**Exercise:** Retype all of the data exactly as given.

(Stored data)
◆ ◆ ◆ ◆ ◆

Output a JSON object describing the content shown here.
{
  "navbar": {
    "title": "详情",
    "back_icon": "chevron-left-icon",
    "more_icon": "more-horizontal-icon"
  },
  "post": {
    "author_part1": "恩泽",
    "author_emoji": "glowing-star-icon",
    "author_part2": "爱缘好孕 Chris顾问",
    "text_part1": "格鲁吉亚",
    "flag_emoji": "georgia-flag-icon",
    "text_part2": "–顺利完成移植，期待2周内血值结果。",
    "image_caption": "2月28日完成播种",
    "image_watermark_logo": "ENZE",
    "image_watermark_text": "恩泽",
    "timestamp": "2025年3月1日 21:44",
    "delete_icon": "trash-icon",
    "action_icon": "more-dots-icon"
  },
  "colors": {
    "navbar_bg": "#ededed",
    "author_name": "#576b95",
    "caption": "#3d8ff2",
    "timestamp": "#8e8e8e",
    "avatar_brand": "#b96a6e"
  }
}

◆ ◆ ◆ ◆ ◆

**Reply:**
Output a JSON object describing the content shown here.
{
  "navbar": {
    "title": "详情",
    "back_icon": "chevron-left-icon",
    "more_icon": "more-horizontal-icon"
  },
  "post": {
    "author_part1": "恩泽",
    "author_emoji": "glowing-star-icon",
    "author_part2": "爱缘好孕 Chris顾问",
    "text_part1": "格鲁吉亚",
    "flag_emoji": "georgia-flag-icon",
    "text_part2": "–顺利完成移植，期待2周内血值结果。",
    "image_caption": "2月28日完成播种",
    "image_watermark_logo": "ENZE",
    "image_watermark_text": "恩泽",
    "timestamp": "2025年3月1日 21:44",
    "delete_icon": "trash-icon",
    "action_icon": "more-dots-icon"
  },
  "colors": {
    "navbar_bg": "#ededed",
    "author_name": "#576b95",
    "caption": "#3d8ff2",
    "timestamp": "#8e8e8e",
    "avatar_brand": "#b96a6e"
  }
}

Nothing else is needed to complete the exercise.